>> Start Rows

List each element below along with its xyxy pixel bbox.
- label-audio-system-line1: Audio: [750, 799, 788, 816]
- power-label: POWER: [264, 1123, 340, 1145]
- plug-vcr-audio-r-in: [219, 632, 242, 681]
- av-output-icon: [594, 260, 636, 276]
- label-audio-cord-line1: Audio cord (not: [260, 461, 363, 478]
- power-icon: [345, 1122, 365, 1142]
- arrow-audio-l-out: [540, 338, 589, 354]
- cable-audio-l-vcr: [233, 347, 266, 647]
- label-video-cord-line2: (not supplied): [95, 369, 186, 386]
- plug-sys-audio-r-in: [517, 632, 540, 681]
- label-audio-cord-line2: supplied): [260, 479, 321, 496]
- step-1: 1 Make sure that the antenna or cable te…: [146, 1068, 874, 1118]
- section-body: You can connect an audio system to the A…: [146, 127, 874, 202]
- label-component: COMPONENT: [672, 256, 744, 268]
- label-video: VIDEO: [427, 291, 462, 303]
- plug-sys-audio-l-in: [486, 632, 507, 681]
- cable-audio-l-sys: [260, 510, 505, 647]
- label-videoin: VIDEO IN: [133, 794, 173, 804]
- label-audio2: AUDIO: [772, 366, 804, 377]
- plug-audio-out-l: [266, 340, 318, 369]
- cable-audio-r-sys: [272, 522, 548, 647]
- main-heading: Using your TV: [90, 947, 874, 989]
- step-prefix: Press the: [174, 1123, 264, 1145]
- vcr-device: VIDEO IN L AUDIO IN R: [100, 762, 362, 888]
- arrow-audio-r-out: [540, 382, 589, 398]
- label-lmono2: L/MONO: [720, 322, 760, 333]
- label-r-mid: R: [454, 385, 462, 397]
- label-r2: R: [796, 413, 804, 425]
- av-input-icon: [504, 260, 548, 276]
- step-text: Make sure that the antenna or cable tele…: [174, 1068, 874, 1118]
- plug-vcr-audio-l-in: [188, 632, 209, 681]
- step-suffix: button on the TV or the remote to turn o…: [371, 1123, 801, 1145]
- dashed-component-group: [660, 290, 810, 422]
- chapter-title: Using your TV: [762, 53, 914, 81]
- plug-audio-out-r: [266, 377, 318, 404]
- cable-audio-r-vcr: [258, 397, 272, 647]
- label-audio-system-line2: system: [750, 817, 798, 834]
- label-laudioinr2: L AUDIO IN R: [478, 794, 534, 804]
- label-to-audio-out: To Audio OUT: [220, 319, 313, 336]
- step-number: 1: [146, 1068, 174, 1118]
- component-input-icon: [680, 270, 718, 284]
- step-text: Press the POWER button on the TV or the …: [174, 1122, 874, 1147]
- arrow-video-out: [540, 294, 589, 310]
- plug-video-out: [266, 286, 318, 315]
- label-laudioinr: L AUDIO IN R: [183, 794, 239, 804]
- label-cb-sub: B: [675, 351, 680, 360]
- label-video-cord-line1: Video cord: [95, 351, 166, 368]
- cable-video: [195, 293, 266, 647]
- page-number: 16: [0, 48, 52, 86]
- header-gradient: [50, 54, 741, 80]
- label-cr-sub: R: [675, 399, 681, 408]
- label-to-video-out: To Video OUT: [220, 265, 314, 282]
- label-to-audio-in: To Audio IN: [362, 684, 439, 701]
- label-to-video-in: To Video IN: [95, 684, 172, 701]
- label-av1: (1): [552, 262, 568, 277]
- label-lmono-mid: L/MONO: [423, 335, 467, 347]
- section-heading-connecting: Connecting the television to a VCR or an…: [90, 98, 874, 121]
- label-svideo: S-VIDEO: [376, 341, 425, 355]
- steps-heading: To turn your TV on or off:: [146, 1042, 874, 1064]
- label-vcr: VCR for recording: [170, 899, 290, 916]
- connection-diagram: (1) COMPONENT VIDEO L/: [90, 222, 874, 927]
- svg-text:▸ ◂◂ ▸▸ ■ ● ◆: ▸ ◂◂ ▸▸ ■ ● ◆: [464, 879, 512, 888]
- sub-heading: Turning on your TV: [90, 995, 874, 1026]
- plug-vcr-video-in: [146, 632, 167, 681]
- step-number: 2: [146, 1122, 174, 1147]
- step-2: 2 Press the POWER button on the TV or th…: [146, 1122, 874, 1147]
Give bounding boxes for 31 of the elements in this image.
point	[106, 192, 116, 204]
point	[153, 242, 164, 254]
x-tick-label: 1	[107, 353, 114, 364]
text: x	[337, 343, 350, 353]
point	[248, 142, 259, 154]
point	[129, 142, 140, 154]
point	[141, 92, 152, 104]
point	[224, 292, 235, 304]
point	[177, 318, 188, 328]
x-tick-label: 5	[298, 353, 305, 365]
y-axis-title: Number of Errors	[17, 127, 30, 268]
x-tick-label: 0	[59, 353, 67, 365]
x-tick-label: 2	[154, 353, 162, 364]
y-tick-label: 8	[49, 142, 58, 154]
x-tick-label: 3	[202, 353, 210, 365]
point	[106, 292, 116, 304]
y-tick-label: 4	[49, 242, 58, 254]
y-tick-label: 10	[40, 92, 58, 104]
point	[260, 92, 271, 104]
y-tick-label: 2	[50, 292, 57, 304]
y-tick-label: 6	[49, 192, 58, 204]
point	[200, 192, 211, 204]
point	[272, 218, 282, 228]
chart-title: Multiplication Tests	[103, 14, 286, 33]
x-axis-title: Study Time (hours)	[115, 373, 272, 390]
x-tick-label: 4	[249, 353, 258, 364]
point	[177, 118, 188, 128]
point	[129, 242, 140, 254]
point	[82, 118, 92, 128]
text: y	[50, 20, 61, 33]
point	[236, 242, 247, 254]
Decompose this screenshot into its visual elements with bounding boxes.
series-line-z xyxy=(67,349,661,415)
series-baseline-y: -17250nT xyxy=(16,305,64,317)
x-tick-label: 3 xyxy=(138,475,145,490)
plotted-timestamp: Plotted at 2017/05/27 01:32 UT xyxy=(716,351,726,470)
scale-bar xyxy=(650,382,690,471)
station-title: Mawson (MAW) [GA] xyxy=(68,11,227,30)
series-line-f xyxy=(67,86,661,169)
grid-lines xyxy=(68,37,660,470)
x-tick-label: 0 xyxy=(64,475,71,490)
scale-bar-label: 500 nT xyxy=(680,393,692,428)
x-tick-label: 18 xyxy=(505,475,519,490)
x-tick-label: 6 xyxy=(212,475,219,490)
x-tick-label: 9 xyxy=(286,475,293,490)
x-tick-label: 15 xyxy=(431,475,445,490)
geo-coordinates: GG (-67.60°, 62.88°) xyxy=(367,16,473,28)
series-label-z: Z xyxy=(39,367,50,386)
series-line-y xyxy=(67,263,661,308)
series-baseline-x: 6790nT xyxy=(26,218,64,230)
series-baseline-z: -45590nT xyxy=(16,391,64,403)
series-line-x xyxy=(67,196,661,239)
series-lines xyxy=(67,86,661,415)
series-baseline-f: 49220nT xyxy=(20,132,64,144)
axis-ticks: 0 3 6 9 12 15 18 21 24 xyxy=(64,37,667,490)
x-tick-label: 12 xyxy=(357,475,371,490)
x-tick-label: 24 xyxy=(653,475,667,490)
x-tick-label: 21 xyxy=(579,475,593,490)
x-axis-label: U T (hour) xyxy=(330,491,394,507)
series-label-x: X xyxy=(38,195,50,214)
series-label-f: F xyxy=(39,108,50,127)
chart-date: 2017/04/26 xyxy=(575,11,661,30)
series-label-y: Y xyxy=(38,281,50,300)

>> End Rows

• Directions for this task:
Reproduce every line of each listing above word for word, keeping the original order.

• Right answer:
List each element below along with its xyxy pixel bbox.
- label-audio-system-line1: Audio: [750, 799, 788, 816]
- power-label: POWER: [264, 1123, 340, 1145]
- plug-vcr-audio-r-in: [219, 632, 242, 681]
- av-output-icon: [594, 260, 636, 276]
- label-audio-cord-line1: Audio cord (not: [260, 461, 363, 478]
- power-icon: [345, 1122, 365, 1142]
- arrow-audio-l-out: [540, 338, 589, 354]
- cable-audio-l-vcr: [233, 347, 266, 647]
- label-video-cord-line2: (not supplied): [95, 369, 186, 386]
- plug-sys-audio-r-in: [517, 632, 540, 681]
- label-audio-cord-line2: supplied): [260, 479, 321, 496]
- step-1: 1 Make sure that the antenna or cable te…: [146, 1068, 874, 1118]
- section-body: You can connect an audio system to the A…: [146, 127, 874, 202]
- label-component: COMPONENT: [672, 256, 744, 268]
- label-video: VIDEO: [427, 291, 462, 303]
- plug-sys-audio-l-in: [486, 632, 507, 681]
- cable-audio-l-sys: [260, 510, 505, 647]
- label-videoin: VIDEO IN: [133, 794, 173, 804]
- label-audio2: AUDIO: [772, 366, 804, 377]
- plug-audio-out-l: [266, 340, 318, 369]
- cable-audio-r-sys: [272, 522, 548, 647]
- main-heading: Using your TV: [90, 947, 874, 989]
- step-prefix: Press the: [174, 1123, 264, 1145]
- vcr-device: VIDEO IN L AUDIO IN R: [100, 762, 362, 888]
- arrow-audio-r-out: [540, 382, 589, 398]
- label-lmono2: L/MONO: [720, 322, 760, 333]
- label-r-mid: R: [454, 385, 462, 397]
- label-r2: R: [796, 413, 804, 425]
- av-input-icon: [504, 260, 548, 276]
- step-text: Make sure that the antenna or cable tele…: [174, 1068, 874, 1118]
- plug-vcr-audio-l-in: [188, 632, 209, 681]
- step-suffix: button on the TV or the remote to turn o…: [371, 1123, 801, 1145]
- dashed-component-group: [660, 290, 810, 422]
- chapter-title: Using your TV: [762, 53, 914, 81]
- plug-audio-out-r: [266, 377, 318, 404]
- cable-audio-r-vcr: [258, 397, 272, 647]
- label-audio-system-line2: system: [750, 817, 798, 834]
- label-laudioinr2: L AUDIO IN R: [478, 794, 534, 804]
- label-to-audio-out: To Audio OUT: [220, 319, 313, 336]
- step-number: 1: [146, 1068, 174, 1118]
- component-input-icon: [680, 270, 718, 284]
- step-text: Press the POWER button on the TV or the …: [174, 1122, 874, 1147]
- arrow-video-out: [540, 294, 589, 310]
- plug-video-out: [266, 286, 318, 315]
- label-laudioinr: L AUDIO IN R: [183, 794, 239, 804]
- label-cb-sub: B: [675, 351, 680, 360]
- label-video-cord-line1: Video cord: [95, 351, 166, 368]
- cable-video: [195, 293, 266, 647]
- page-number: 16: [0, 48, 52, 86]
- header-gradient: [50, 54, 741, 80]
- label-cr-sub: R: [675, 399, 681, 408]
- label-to-video-out: To Video OUT: [220, 265, 314, 282]
- label-to-audio-in: To Audio IN: [362, 684, 439, 701]
- label-to-video-in: To Video IN: [95, 684, 172, 701]
- label-av1: (1): [552, 262, 568, 277]
- label-lmono-mid: L/MONO: [423, 335, 467, 347]
- section-heading-connecting: Connecting the television to a VCR or an…: [90, 98, 874, 121]
- label-svideo: S-VIDEO: [376, 341, 425, 355]
- steps-heading: To turn your TV on or off:: [146, 1042, 874, 1064]
- label-vcr: VCR for recording: [170, 899, 290, 916]
- connection-diagram: (1) COMPONENT VIDEO L/: [90, 222, 874, 927]
- svg-text:▸ ◂◂ ▸▸ ■ ● ◆: ▸ ◂◂ ▸▸ ■ ● ◆: [464, 879, 512, 888]
- sub-heading: Turning on your TV: [90, 995, 874, 1026]
- plug-vcr-video-in: [146, 632, 167, 681]
- step-number: 2: [146, 1122, 174, 1147]
- step-2: 2 Press the POWER button on the TV or th…: [146, 1122, 874, 1147]
Give bounding boxes for 31 of the elements in this image.
point	[106, 192, 116, 204]
point	[153, 242, 164, 254]
x-tick-label: 1	[107, 353, 114, 364]
text: x	[337, 343, 350, 353]
point	[248, 142, 259, 154]
point	[129, 142, 140, 154]
point	[141, 92, 152, 104]
point	[224, 292, 235, 304]
point	[177, 318, 188, 328]
x-tick-label: 5	[298, 353, 305, 365]
y-axis-title: Number of Errors	[17, 127, 30, 268]
x-tick-label: 0	[59, 353, 67, 365]
x-tick-label: 2	[154, 353, 162, 364]
y-tick-label: 8	[49, 142, 58, 154]
x-tick-label: 3	[202, 353, 210, 365]
point	[106, 292, 116, 304]
y-tick-label: 4	[49, 242, 58, 254]
y-tick-label: 10	[40, 92, 58, 104]
point	[260, 92, 271, 104]
y-tick-label: 2	[50, 292, 57, 304]
y-tick-label: 6	[49, 192, 58, 204]
point	[200, 192, 211, 204]
point	[272, 218, 282, 228]
chart-title: Multiplication Tests	[103, 14, 286, 33]
x-axis-title: Study Time (hours)	[115, 373, 272, 390]
x-tick-label: 4	[249, 353, 258, 364]
point	[177, 118, 188, 128]
point	[129, 242, 140, 254]
point	[82, 118, 92, 128]
text: y	[50, 20, 61, 33]
point	[236, 242, 247, 254]
Decompose this screenshot into its visual elements with bounding boxes.
series-line-z xyxy=(67,349,661,415)
series-baseline-y: -17250nT xyxy=(16,305,64,317)
x-tick-label: 3 xyxy=(138,475,145,490)
plotted-timestamp: Plotted at 2017/05/27 01:32 UT xyxy=(716,351,726,470)
scale-bar xyxy=(650,382,690,471)
station-title: Mawson (MAW) [GA] xyxy=(68,11,227,30)
series-line-f xyxy=(67,86,661,169)
grid-lines xyxy=(68,37,660,470)
x-tick-label: 0 xyxy=(64,475,71,490)
scale-bar-label: 500 nT xyxy=(680,393,692,428)
x-tick-label: 18 xyxy=(505,475,519,490)
x-tick-label: 6 xyxy=(212,475,219,490)
x-tick-label: 9 xyxy=(286,475,293,490)
x-tick-label: 15 xyxy=(431,475,445,490)
geo-coordinates: GG (-67.60°, 62.88°) xyxy=(367,16,473,28)
series-label-z: Z xyxy=(39,367,50,386)
series-line-y xyxy=(67,263,661,308)
series-baseline-x: 6790nT xyxy=(26,218,64,230)
series-baseline-z: -45590nT xyxy=(16,391,64,403)
series-line-x xyxy=(67,196,661,239)
series-lines xyxy=(67,86,661,415)
series-baseline-f: 49220nT xyxy=(20,132,64,144)
axis-ticks: 0 3 6 9 12 15 18 21 24 xyxy=(64,37,667,490)
x-tick-label: 12 xyxy=(357,475,371,490)
x-tick-label: 24 xyxy=(653,475,667,490)
x-tick-label: 21 xyxy=(579,475,593,490)
x-axis-label: U T (hour) xyxy=(330,491,394,507)
series-label-x: X xyxy=(38,195,50,214)
series-label-f: F xyxy=(39,108,50,127)
chart-date: 2017/04/26 xyxy=(575,11,661,30)
series-label-y: Y xyxy=(38,281,50,300)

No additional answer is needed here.